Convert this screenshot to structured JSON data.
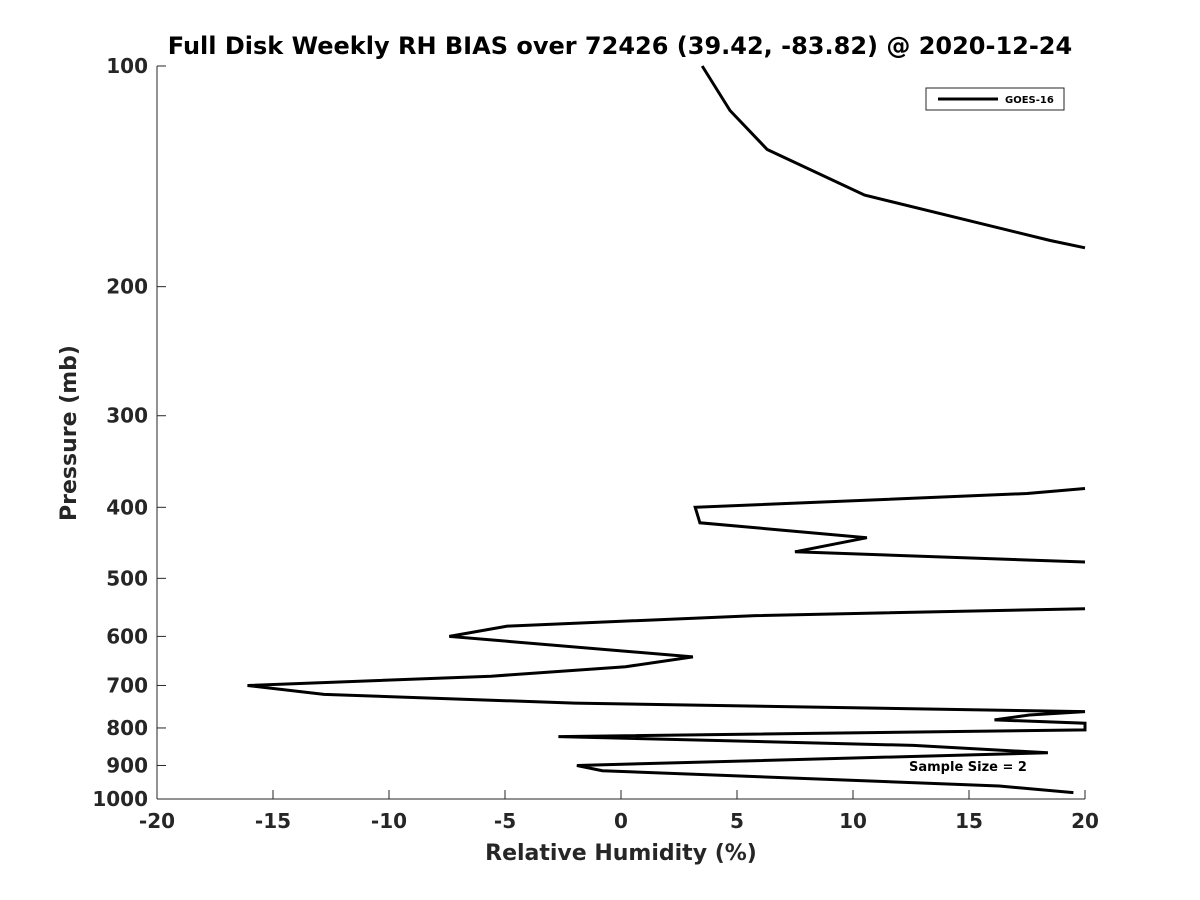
{
  "chart_data": {
    "type": "line",
    "title": "Full Disk Weekly RH BIAS over 72426 (39.42, -83.82) @ 2020-12-24",
    "xlabel": "Relative Humidity (%)",
    "ylabel": "Pressure (mb)",
    "xlim": [
      -20,
      20
    ],
    "ylim": [
      100,
      1000
    ],
    "y_scale": "log",
    "y_reversed": true,
    "x_ticks": [
      -20,
      -15,
      -10,
      -5,
      0,
      5,
      10,
      15,
      20
    ],
    "x_tick_labels": [
      "-20",
      "-15",
      "-10",
      "-5",
      "0",
      "5",
      "10",
      "15",
      "20"
    ],
    "y_ticks": [
      100,
      200,
      300,
      400,
      500,
      600,
      700,
      800,
      900,
      1000
    ],
    "y_tick_labels": [
      "100",
      "200",
      "300",
      "400",
      "500",
      "600",
      "700",
      "800",
      "900",
      "1000"
    ],
    "grid": false,
    "legend_position": "top-right",
    "annotation": "Sample Size = 2",
    "series": [
      {
        "name": "GOES-16",
        "color": "#000000",
        "segments": [
          [
            {
              "x": 3.5,
              "p": 100
            },
            {
              "x": 4.7,
              "p": 115
            },
            {
              "x": 6.3,
              "p": 130
            },
            {
              "x": 10.5,
              "p": 150
            },
            {
              "x": 18.5,
              "p": 173
            },
            {
              "x": 20.0,
              "p": 177
            }
          ],
          [
            {
              "x": 20.0,
              "p": 377
            },
            {
              "x": 17.5,
              "p": 383
            },
            {
              "x": 3.2,
              "p": 400
            },
            {
              "x": 3.4,
              "p": 420
            },
            {
              "x": 10.6,
              "p": 440
            },
            {
              "x": 7.5,
              "p": 460
            },
            {
              "x": 20.0,
              "p": 475
            }
          ],
          [
            {
              "x": 20.0,
              "p": 550
            },
            {
              "x": 5.8,
              "p": 562
            },
            {
              "x": -4.9,
              "p": 581
            },
            {
              "x": -7.4,
              "p": 600
            },
            {
              "x": 3.1,
              "p": 640
            },
            {
              "x": 0.2,
              "p": 660
            },
            {
              "x": -5.6,
              "p": 680
            },
            {
              "x": -16.1,
              "p": 700
            },
            {
              "x": -12.8,
              "p": 720
            },
            {
              "x": -2.0,
              "p": 740
            },
            {
              "x": 20.0,
              "p": 760
            },
            {
              "x": 17.6,
              "p": 768
            },
            {
              "x": 16.1,
              "p": 780
            },
            {
              "x": 20.0,
              "p": 788
            },
            {
              "x": 20.0,
              "p": 805
            },
            {
              "x": -2.7,
              "p": 822
            },
            {
              "x": 12.6,
              "p": 845
            },
            {
              "x": 18.4,
              "p": 865
            },
            {
              "x": -1.9,
              "p": 900
            },
            {
              "x": -0.8,
              "p": 915
            },
            {
              "x": 16.3,
              "p": 960
            },
            {
              "x": 19.5,
              "p": 980
            }
          ]
        ]
      }
    ]
  }
}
════════════════
(Short problem):
Leave the pictures out and copy the rest of the data exactly.

(Exercise result):
Convert this screenshot to structured JSON data.
{
  "chart_data": {
    "type": "line",
    "title": "Full Disk Weekly RH BIAS over 72426 (39.42, -83.82) @ 2020-12-24",
    "xlabel": "Relative Humidity (%)",
    "ylabel": "Pressure (mb)",
    "xlim": [
      -20,
      20
    ],
    "ylim": [
      100,
      1000
    ],
    "y_scale": "log",
    "y_reversed": true,
    "x_ticks": [
      -20,
      -15,
      -10,
      -5,
      0,
      5,
      10,
      15,
      20
    ],
    "x_tick_labels": [
      "-20",
      "-15",
      "-10",
      "-5",
      "0",
      "5",
      "10",
      "15",
      "20"
    ],
    "y_ticks": [
      100,
      200,
      300,
      400,
      500,
      600,
      700,
      800,
      900,
      1000
    ],
    "y_tick_labels": [
      "100",
      "200",
      "300",
      "400",
      "500",
      "600",
      "700",
      "800",
      "900",
      "1000"
    ],
    "grid": false,
    "legend_position": "top-right",
    "annotation": "Sample Size = 2",
    "series": [
      {
        "name": "GOES-16",
        "color": "#000000",
        "segments": [
          [
            {
              "x": 3.5,
              "p": 100
            },
            {
              "x": 4.7,
              "p": 115
            },
            {
              "x": 6.3,
              "p": 130
            },
            {
              "x": 10.5,
              "p": 150
            },
            {
              "x": 18.5,
              "p": 173
            },
            {
              "x": 20.0,
              "p": 177
            }
          ],
          [
            {
              "x": 20.0,
              "p": 377
            },
            {
              "x": 17.5,
              "p": 383
            },
            {
              "x": 3.2,
              "p": 400
            },
            {
              "x": 3.4,
              "p": 420
            },
            {
              "x": 10.6,
              "p": 440
            },
            {
              "x": 7.5,
              "p": 460
            },
            {
              "x": 20.0,
              "p": 475
            }
          ],
          [
            {
              "x": 20.0,
              "p": 550
            },
            {
              "x": 5.8,
              "p": 562
            },
            {
              "x": -4.9,
              "p": 581
            },
            {
              "x": -7.4,
              "p": 600
            },
            {
              "x": 3.1,
              "p": 640
            },
            {
              "x": 0.2,
              "p": 660
            },
            {
              "x": -5.6,
              "p": 680
            },
            {
              "x": -16.1,
              "p": 700
            },
            {
              "x": -12.8,
              "p": 720
            },
            {
              "x": -2.0,
              "p": 740
            },
            {
              "x": 20.0,
              "p": 760
            },
            {
              "x": 17.6,
              "p": 768
            },
            {
              "x": 16.1,
              "p": 780
            },
            {
              "x": 20.0,
              "p": 788
            },
            {
              "x": 20.0,
              "p": 805
            },
            {
              "x": -2.7,
              "p": 822
            },
            {
              "x": 12.6,
              "p": 845
            },
            {
              "x": 18.4,
              "p": 865
            },
            {
              "x": -1.9,
              "p": 900
            },
            {
              "x": -0.8,
              "p": 915
            },
            {
              "x": 16.3,
              "p": 960
            },
            {
              "x": 19.5,
              "p": 980
            }
          ]
        ]
      }
    ]
  }
}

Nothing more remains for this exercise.